WHAT YOU WILL DO: Locate "Convert this document image to plain text." in the listing. Transcribe the line that contains it and every line that follows, through the last, omitting all pictures.

WORKING DATA:
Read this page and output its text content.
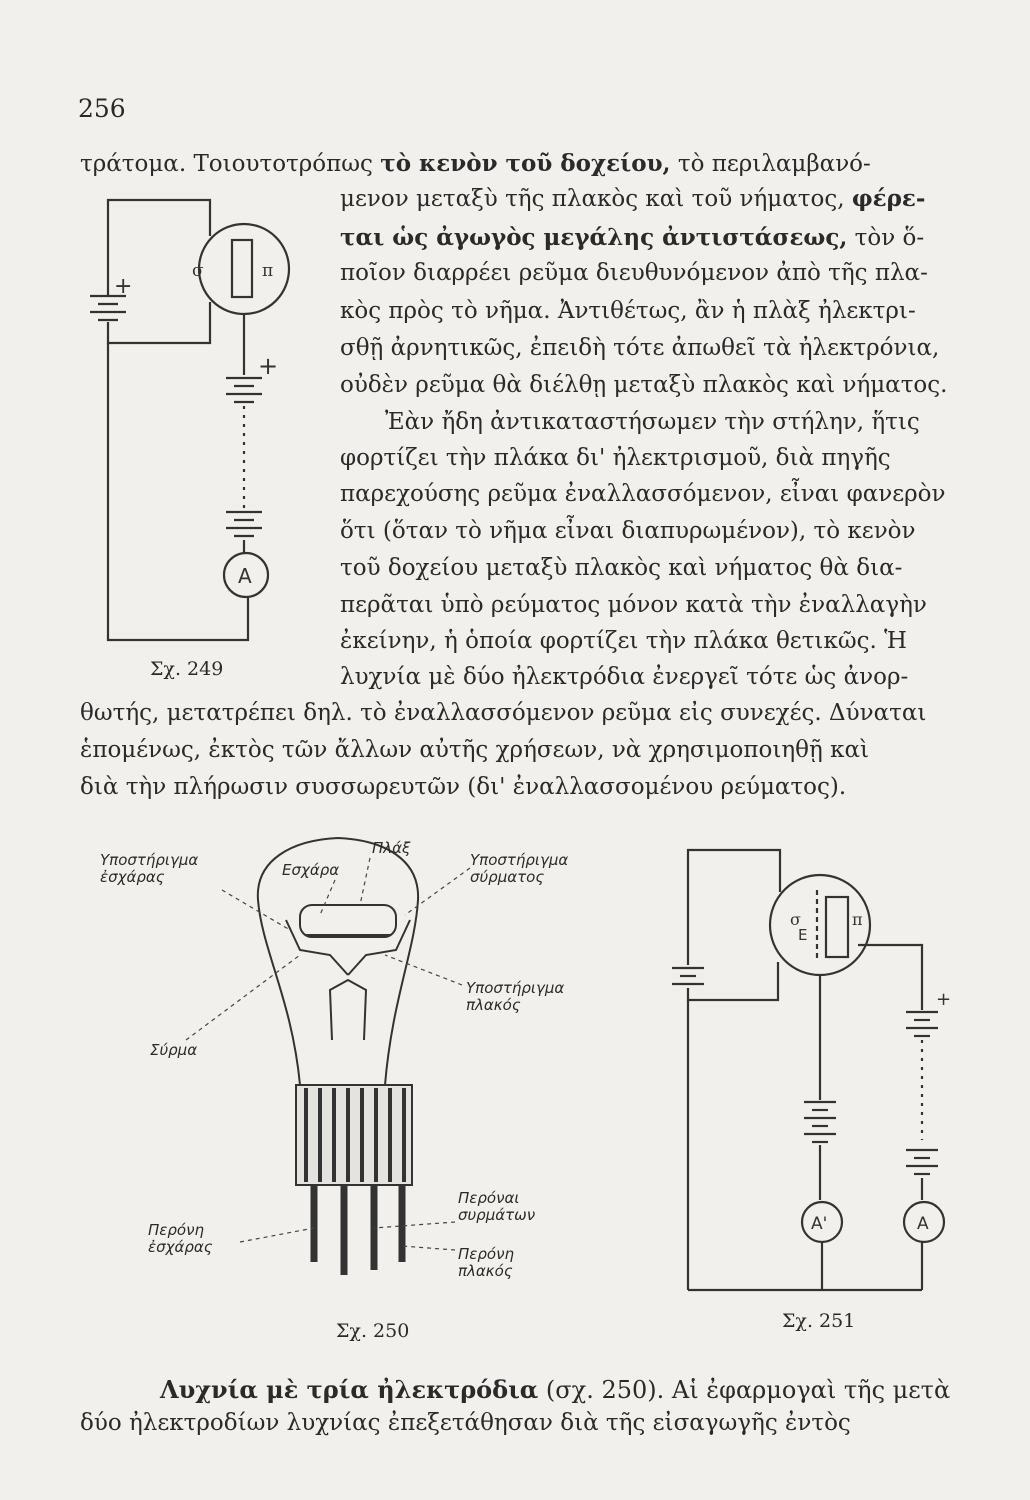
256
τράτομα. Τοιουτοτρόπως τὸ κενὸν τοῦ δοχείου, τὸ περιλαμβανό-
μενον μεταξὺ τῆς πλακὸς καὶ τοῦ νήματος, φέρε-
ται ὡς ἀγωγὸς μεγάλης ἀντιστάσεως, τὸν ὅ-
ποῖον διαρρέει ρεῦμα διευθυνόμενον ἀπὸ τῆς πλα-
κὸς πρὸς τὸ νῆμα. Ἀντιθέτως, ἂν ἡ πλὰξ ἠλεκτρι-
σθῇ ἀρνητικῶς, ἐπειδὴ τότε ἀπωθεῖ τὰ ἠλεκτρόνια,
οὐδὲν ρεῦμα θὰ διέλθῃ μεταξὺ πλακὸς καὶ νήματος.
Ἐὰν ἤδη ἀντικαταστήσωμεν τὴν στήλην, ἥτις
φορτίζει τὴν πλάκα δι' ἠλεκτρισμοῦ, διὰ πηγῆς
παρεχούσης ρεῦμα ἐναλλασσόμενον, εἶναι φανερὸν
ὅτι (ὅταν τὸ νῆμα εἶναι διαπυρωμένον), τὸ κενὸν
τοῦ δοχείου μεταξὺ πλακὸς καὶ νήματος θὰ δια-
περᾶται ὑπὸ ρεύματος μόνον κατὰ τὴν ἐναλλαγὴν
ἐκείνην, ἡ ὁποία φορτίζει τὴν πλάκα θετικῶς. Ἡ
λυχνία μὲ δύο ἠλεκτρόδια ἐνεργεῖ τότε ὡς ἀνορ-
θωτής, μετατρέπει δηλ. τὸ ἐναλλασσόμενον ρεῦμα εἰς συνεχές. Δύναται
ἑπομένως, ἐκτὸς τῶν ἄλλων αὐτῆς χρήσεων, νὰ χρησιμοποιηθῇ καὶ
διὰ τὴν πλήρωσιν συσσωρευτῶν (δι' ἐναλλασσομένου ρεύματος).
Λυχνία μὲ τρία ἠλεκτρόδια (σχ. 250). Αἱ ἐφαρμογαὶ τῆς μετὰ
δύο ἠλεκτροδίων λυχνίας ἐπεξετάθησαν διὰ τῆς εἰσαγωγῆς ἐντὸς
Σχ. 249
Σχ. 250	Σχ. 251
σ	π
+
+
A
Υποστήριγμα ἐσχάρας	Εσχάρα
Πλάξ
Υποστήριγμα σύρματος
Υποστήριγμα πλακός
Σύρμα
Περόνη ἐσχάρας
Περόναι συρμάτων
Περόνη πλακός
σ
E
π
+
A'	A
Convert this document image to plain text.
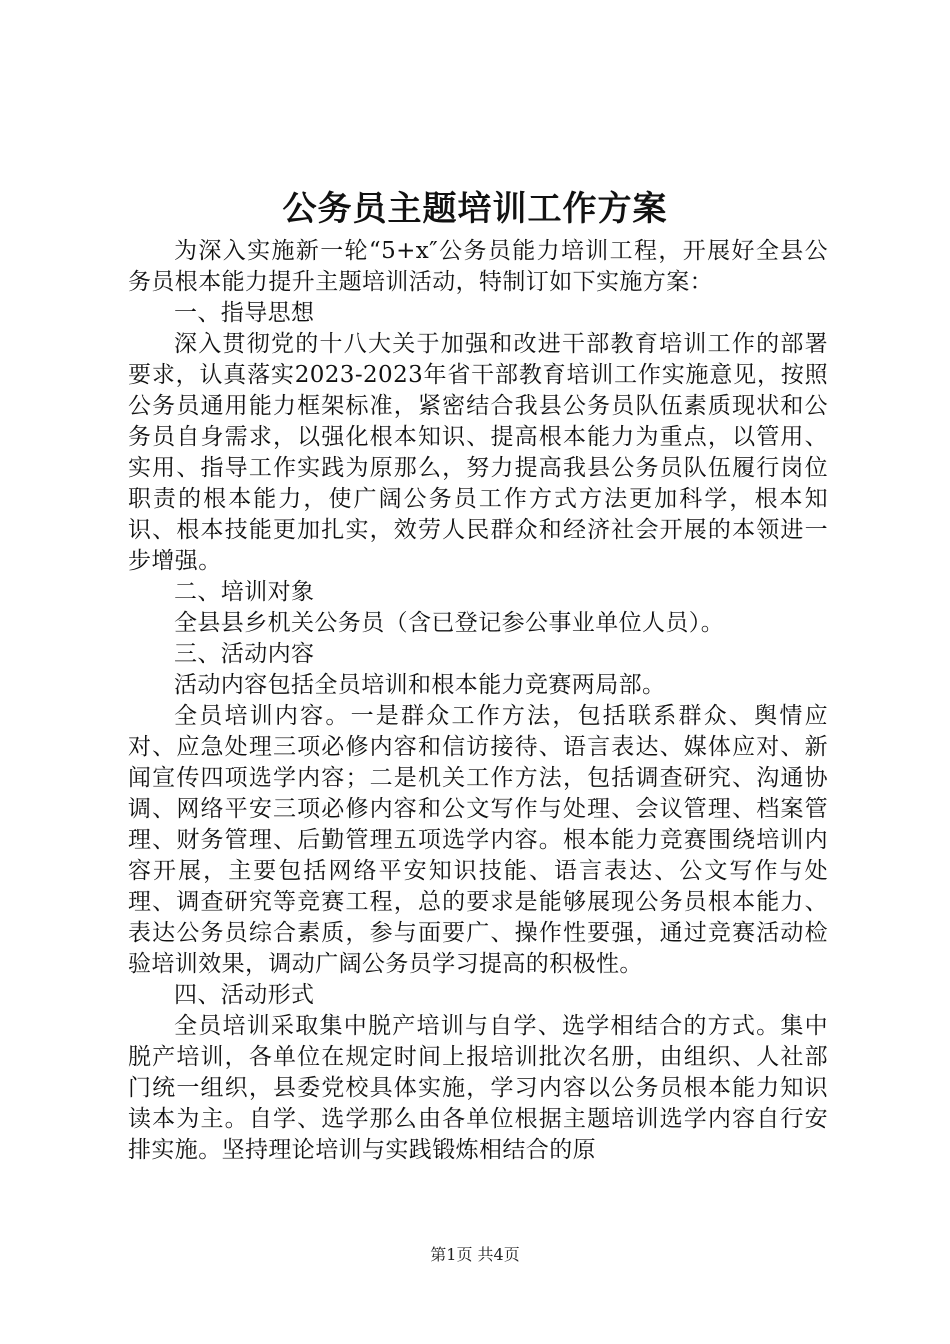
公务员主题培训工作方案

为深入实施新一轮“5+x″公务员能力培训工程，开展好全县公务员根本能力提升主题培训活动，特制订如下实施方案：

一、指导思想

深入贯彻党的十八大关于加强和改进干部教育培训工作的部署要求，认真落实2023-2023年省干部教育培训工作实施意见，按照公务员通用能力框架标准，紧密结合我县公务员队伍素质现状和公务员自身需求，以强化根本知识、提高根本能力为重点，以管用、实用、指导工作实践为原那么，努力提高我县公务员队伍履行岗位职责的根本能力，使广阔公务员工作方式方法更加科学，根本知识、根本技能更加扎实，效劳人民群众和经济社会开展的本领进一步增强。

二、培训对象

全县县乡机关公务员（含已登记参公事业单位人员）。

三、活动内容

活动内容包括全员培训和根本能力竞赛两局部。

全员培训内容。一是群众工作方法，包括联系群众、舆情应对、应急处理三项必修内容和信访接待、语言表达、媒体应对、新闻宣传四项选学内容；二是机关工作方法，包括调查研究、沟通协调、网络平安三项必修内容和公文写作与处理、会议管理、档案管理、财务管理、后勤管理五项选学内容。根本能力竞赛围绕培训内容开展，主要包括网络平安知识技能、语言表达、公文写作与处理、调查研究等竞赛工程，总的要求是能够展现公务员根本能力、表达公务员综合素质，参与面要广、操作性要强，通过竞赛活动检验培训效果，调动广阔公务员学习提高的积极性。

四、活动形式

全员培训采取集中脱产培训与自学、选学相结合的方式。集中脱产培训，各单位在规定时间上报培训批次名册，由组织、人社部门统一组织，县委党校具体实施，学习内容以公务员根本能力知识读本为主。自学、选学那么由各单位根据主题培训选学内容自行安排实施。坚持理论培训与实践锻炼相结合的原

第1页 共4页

THE OUTPUT:
Convert this document image to plain text.
公务员主题培训工作方案

为深入实施新一轮“5+x″公务员能力培训工程，开展好全县公务员根本能力提升主题培训活动，特制订如下实施方案：

一、指导思想

深入贯彻党的十八大关于加强和改进干部教育培训工作的部署要求，认真落实2023-2023年省干部教育培训工作实施意见，按照公务员通用能力框架标准，紧密结合我县公务员队伍素质现状和公务员自身需求，以强化根本知识、提高根本能力为重点，以管用、实用、指导工作实践为原那么，努力提高我县公务员队伍履行岗位职责的根本能力，使广阔公务员工作方式方法更加科学，根本知识、根本技能更加扎实，效劳人民群众和经济社会开展的本领进一步增强。

二、培训对象

全县县乡机关公务员（含已登记参公事业单位人员）。

三、活动内容

活动内容包括全员培训和根本能力竞赛两局部。

全员培训内容。一是群众工作方法，包括联系群众、舆情应对、应急处理三项必修内容和信访接待、语言表达、媒体应对、新闻宣传四项选学内容；二是机关工作方法，包括调查研究、沟通协调、网络平安三项必修内容和公文写作与处理、会议管理、档案管理、财务管理、后勤管理五项选学内容。根本能力竞赛围绕培训内容开展，主要包括网络平安知识技能、语言表达、公文写作与处理、调查研究等竞赛工程，总的要求是能够展现公务员根本能力、表达公务员综合素质，参与面要广、操作性要强，通过竞赛活动检验培训效果，调动广阔公务员学习提高的积极性。

四、活动形式

全员培训采取集中脱产培训与自学、选学相结合的方式。集中脱产培训，各单位在规定时间上报培训批次名册，由组织、人社部门统一组织，县委党校具体实施，学习内容以公务员根本能力知识读本为主。自学、选学那么由各单位根据主题培训选学内容自行安排实施。坚持理论培训与实践锻炼相结合的原

第1页 共4页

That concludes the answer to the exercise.